> [PROVIDED MATERIAL]:
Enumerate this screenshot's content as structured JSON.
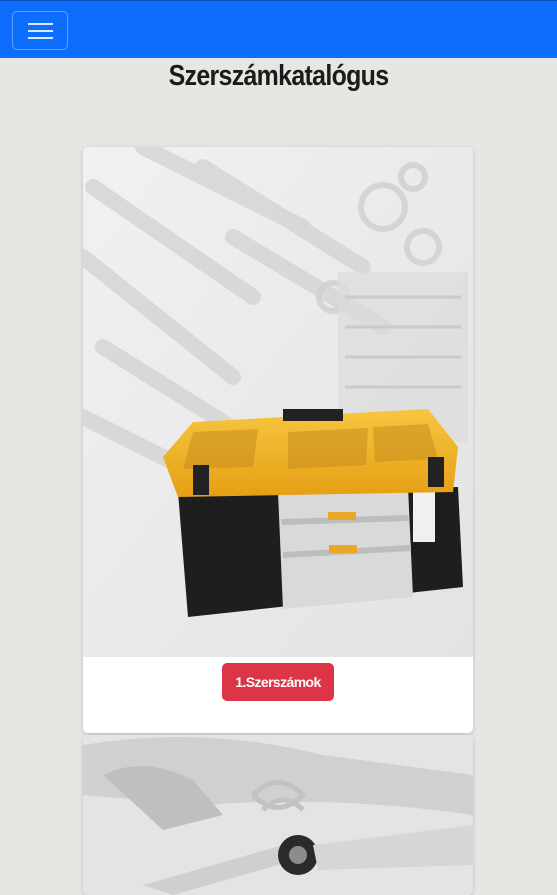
{
  "navbar": {
    "brand_color": "#0d6efd",
    "toggler_icon": "hamburger-icon"
  },
  "page": {
    "title": "Szerszámkatalógus"
  },
  "cards": [
    {
      "image": "toolbox-image",
      "button_label": "1.Szerszámok",
      "button_color": "#dc3545"
    },
    {
      "image": "wrench-tools-image"
    }
  ]
}
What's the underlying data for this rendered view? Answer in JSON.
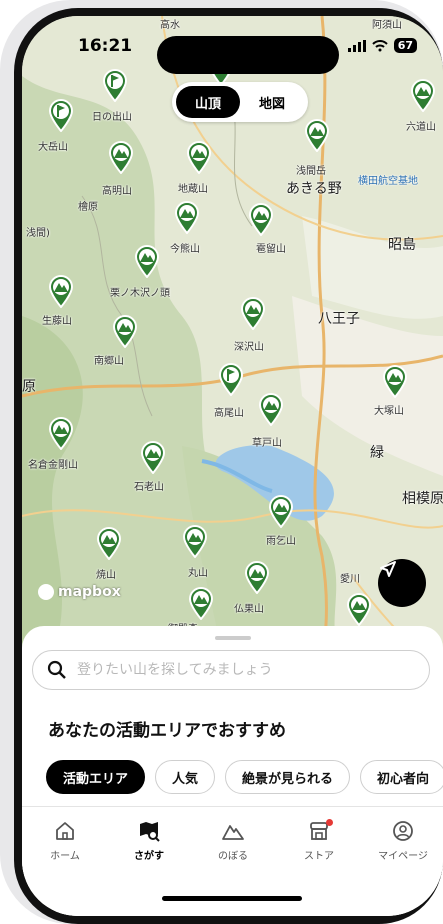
{
  "status_bar": {
    "time": "16:21",
    "battery": "67"
  },
  "map_toggle": {
    "mountain": "山頂",
    "map": "地図"
  },
  "map_labels": {
    "hinode": "日の出山",
    "odake": "大岳山",
    "takaaki": "高明山",
    "jizo": "地蔵山",
    "asama": "浅間岳",
    "akiruno": "あきる野",
    "yokota": "横田航空基地",
    "rokudo": "六道山",
    "hinohara": "檜原",
    "sengen": "浅間)",
    "imakuma": "今熊山",
    "kanmuri": "雹留山",
    "akishima": "昭島",
    "kurinoki": "栗ノ木沢ノ頭",
    "ikusa": "生藤山",
    "hachioji": "八王子",
    "fukasawa": "深沢山",
    "nango": "南郷山",
    "takao": "高尾山",
    "otsuka": "大塚山",
    "hara": "原",
    "kusato": "草戸山",
    "midori": "緑",
    "nakonkongo": "名倉金剛山",
    "ishiro": "石老山",
    "sagami": "相模原",
    "amagoi": "雨乞山",
    "yake": "焼山",
    "maru": "丸山",
    "aikawa": "愛川",
    "butsuka": "仏果山",
    "top1": "高水",
    "top2": "阿須山",
    "bottom": "御殿森"
  },
  "attribution": "mapbox",
  "search": {
    "placeholder": "登りたい山を探してみましょう"
  },
  "section_title": "あなたの活動エリアでおすすめ",
  "chips": [
    "活動エリア",
    "人気",
    "絶景が見られる",
    "初心者向"
  ],
  "tabs": [
    {
      "label": "ホーム",
      "icon": "home-icon"
    },
    {
      "label": "さがす",
      "icon": "map-search-icon"
    },
    {
      "label": "のぼる",
      "icon": "mountain-icon"
    },
    {
      "label": "ストア",
      "icon": "store-icon"
    },
    {
      "label": "マイページ",
      "icon": "user-icon"
    }
  ],
  "colors": {
    "pin": "#2e7d32",
    "water": "#7fb8e6",
    "accent": "#000000",
    "notify": "#e53935"
  }
}
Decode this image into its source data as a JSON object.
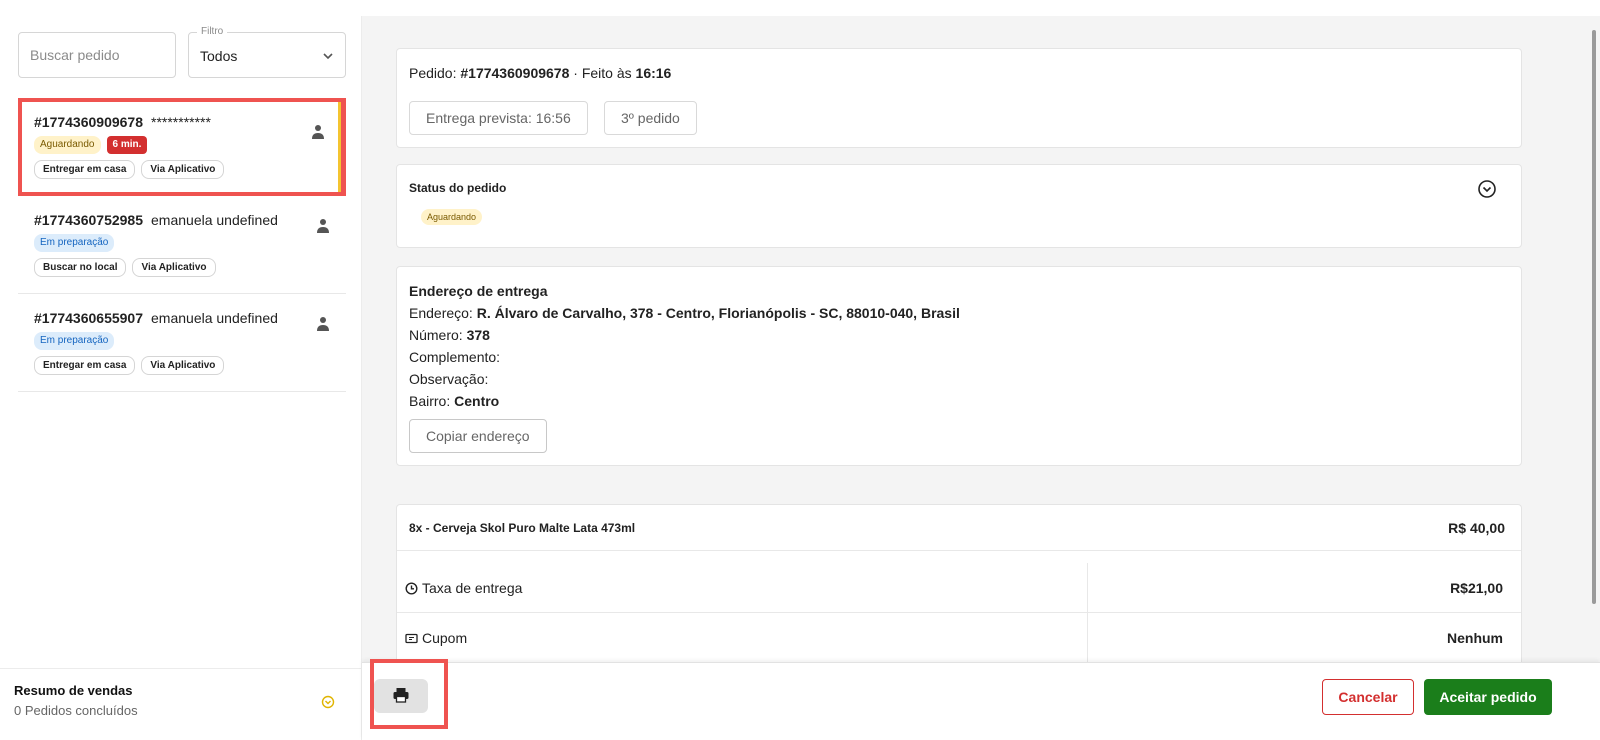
{
  "sidebar": {
    "search": {
      "placeholder": "Buscar pedido"
    },
    "filter": {
      "label": "Filtro",
      "value": "Todos"
    },
    "orders": [
      {
        "id": "#1774360909678",
        "customer": "***********",
        "status": "Aguardando",
        "time": "6 min.",
        "delivery": "Entregar em casa",
        "channel": "Via Aplicativo"
      },
      {
        "id": "#1774360752985",
        "customer": "emanuela undefined",
        "status": "Em preparação",
        "delivery": "Buscar no local",
        "channel": "Via Aplicativo"
      },
      {
        "id": "#1774360655907",
        "customer": "emanuela undefined",
        "status": "Em preparação",
        "delivery": "Entregar em casa",
        "channel": "Via Aplicativo"
      }
    ],
    "summary": {
      "title": "Resumo de vendas",
      "subtitle": "0 Pedidos concluídos"
    }
  },
  "main": {
    "order": {
      "label": "Pedido:",
      "id": "#1774360909678",
      "separator": "· Feito às",
      "time": "16:16",
      "eta": "Entrega prevista: 16:56",
      "count": "3º pedido"
    },
    "status": {
      "title": "Status do pedido",
      "badge": "Aguardando"
    },
    "address": {
      "title": "Endereço de entrega",
      "address_label": "Endereço:",
      "address_value": "R. Álvaro de Carvalho, 378 - Centro, Florianópolis - SC, 88010-040, Brasil",
      "number_label": "Número:",
      "number_value": "378",
      "complement_label": "Complemento:",
      "complement_value": "",
      "note_label": "Observação:",
      "note_value": "",
      "district_label": "Bairro:",
      "district_value": "Centro",
      "copy_label": "Copiar endereço"
    },
    "items": [
      {
        "name": "8x - Cerveja Skol Puro Malte Lata 473ml",
        "price": "R$ 40,00"
      }
    ],
    "fees": {
      "delivery_label": "Taxa de entrega",
      "delivery_value": "R$21,00",
      "coupon_label": "Cupom",
      "coupon_value": "Nenhum"
    }
  },
  "footer": {
    "cancel_label": "Cancelar",
    "accept_label": "Aceitar pedido"
  },
  "colors": {
    "accent": "#1b7e1b",
    "danger": "#d32f2f",
    "waiting_bg": "#fff2c9",
    "prep_bg": "#dcecfb"
  },
  "icons": {
    "user": "person-icon",
    "print": "printer-icon",
    "expand": "chevron-circle-icon",
    "chevron": "chevron-down-icon",
    "clock": "clock-icon",
    "coupon": "ticket-icon"
  }
}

> [EXERCISE PROMPT]: All of the data needs repeating exactly, but the pictures do not.

> [REPLY]:
Enumerate this screenshot's content as structured JSON.
{
  "navbar": {
    "brand_color": "#0d6efd",
    "toggler_icon": "hamburger-icon"
  },
  "page": {
    "title": "Szerszámkatalógus"
  },
  "cards": [
    {
      "image": "toolbox-image",
      "button_label": "1.Szerszámok",
      "button_color": "#dc3545"
    },
    {
      "image": "wrench-tools-image"
    }
  ]
}
What's the underlying data for this rendered view? Answer in JSON.
{
  "status_bar": {
    "time": "16:21",
    "battery": "67"
  },
  "map_toggle": {
    "mountain": "山頂",
    "map": "地図"
  },
  "map_labels": {
    "hinode": "日の出山",
    "odake": "大岳山",
    "takaaki": "高明山",
    "jizo": "地蔵山",
    "asama": "浅間岳",
    "akiruno": "あきる野",
    "yokota": "横田航空基地",
    "rokudo": "六道山",
    "hinohara": "檜原",
    "sengen": "浅間)",
    "imakuma": "今熊山",
    "kanmuri": "雹留山",
    "akishima": "昭島",
    "kurinoki": "栗ノ木沢ノ頭",
    "ikusa": "生藤山",
    "hachioji": "八王子",
    "fukasawa": "深沢山",
    "nango": "南郷山",
    "takao": "高尾山",
    "otsuka": "大塚山",
    "hara": "原",
    "kusato": "草戸山",
    "midori": "緑",
    "nakonkongo": "名倉金剛山",
    "ishiro": "石老山",
    "sagami": "相模原",
    "amagoi": "雨乞山",
    "yake": "焼山",
    "maru": "丸山",
    "aikawa": "愛川",
    "butsuka": "仏果山",
    "top1": "高水",
    "top2": "阿須山",
    "bottom": "御殿森"
  },
  "attribution": "mapbox",
  "search": {
    "placeholder": "登りたい山を探してみましょう"
  },
  "section_title": "あなたの活動エリアでおすすめ",
  "chips": [
    "活動エリア",
    "人気",
    "絶景が見られる",
    "初心者向"
  ],
  "tabs": [
    {
      "label": "ホーム",
      "icon": "home-icon"
    },
    {
      "label": "さがす",
      "icon": "map-search-icon"
    },
    {
      "label": "のぼる",
      "icon": "mountain-icon"
    },
    {
      "label": "ストア",
      "icon": "store-icon"
    },
    {
      "label": "マイページ",
      "icon": "user-icon"
    }
  ],
  "colors": {
    "pin": "#2e7d32",
    "water": "#7fb8e6",
    "accent": "#000000",
    "notify": "#e53935"
  }
}
Decode this image into its source data as a JSON object.
{
  "sidebar": {
    "search": {
      "placeholder": "Buscar pedido"
    },
    "filter": {
      "label": "Filtro",
      "value": "Todos"
    },
    "orders": [
      {
        "id": "#1774360909678",
        "customer": "***********",
        "status": "Aguardando",
        "time": "6 min.",
        "delivery": "Entregar em casa",
        "channel": "Via Aplicativo"
      },
      {
        "id": "#1774360752985",
        "customer": "emanuela undefined",
        "status": "Em preparação",
        "delivery": "Buscar no local",
        "channel": "Via Aplicativo"
      },
      {
        "id": "#1774360655907",
        "customer": "emanuela undefined",
        "status": "Em preparação",
        "delivery": "Entregar em casa",
        "channel": "Via Aplicativo"
      }
    ],
    "summary": {
      "title": "Resumo de vendas",
      "subtitle": "0 Pedidos concluídos"
    }
  },
  "main": {
    "order": {
      "label": "Pedido:",
      "id": "#1774360909678",
      "separator": "· Feito às",
      "time": "16:16",
      "eta": "Entrega prevista: 16:56",
      "count": "3º pedido"
    },
    "status": {
      "title": "Status do pedido",
      "badge": "Aguardando"
    },
    "address": {
      "title": "Endereço de entrega",
      "address_label": "Endereço:",
      "address_value": "R. Álvaro de Carvalho, 378 - Centro, Florianópolis - SC, 88010-040, Brasil",
      "number_label": "Número:",
      "number_value": "378",
      "complement_label": "Complemento:",
      "complement_value": "",
      "note_label": "Observação:",
      "note_value": "",
      "district_label": "Bairro:",
      "district_value": "Centro",
      "copy_label": "Copiar endereço"
    },
    "items": [
      {
        "name": "8x - Cerveja Skol Puro Malte Lata 473ml",
        "price": "R$ 40,00"
      }
    ],
    "fees": {
      "delivery_label": "Taxa de entrega",
      "delivery_value": "R$21,00",
      "coupon_label": "Cupom",
      "coupon_value": "Nenhum"
    }
  },
  "footer": {
    "cancel_label": "Cancelar",
    "accept_label": "Aceitar pedido"
  },
  "colors": {
    "accent": "#1b7e1b",
    "danger": "#d32f2f",
    "waiting_bg": "#fff2c9",
    "prep_bg": "#dcecfb"
  },
  "icons": {
    "user": "person-icon",
    "print": "printer-icon",
    "expand": "chevron-circle-icon",
    "chevron": "chevron-down-icon",
    "clock": "clock-icon",
    "coupon": "ticket-icon"
  }
}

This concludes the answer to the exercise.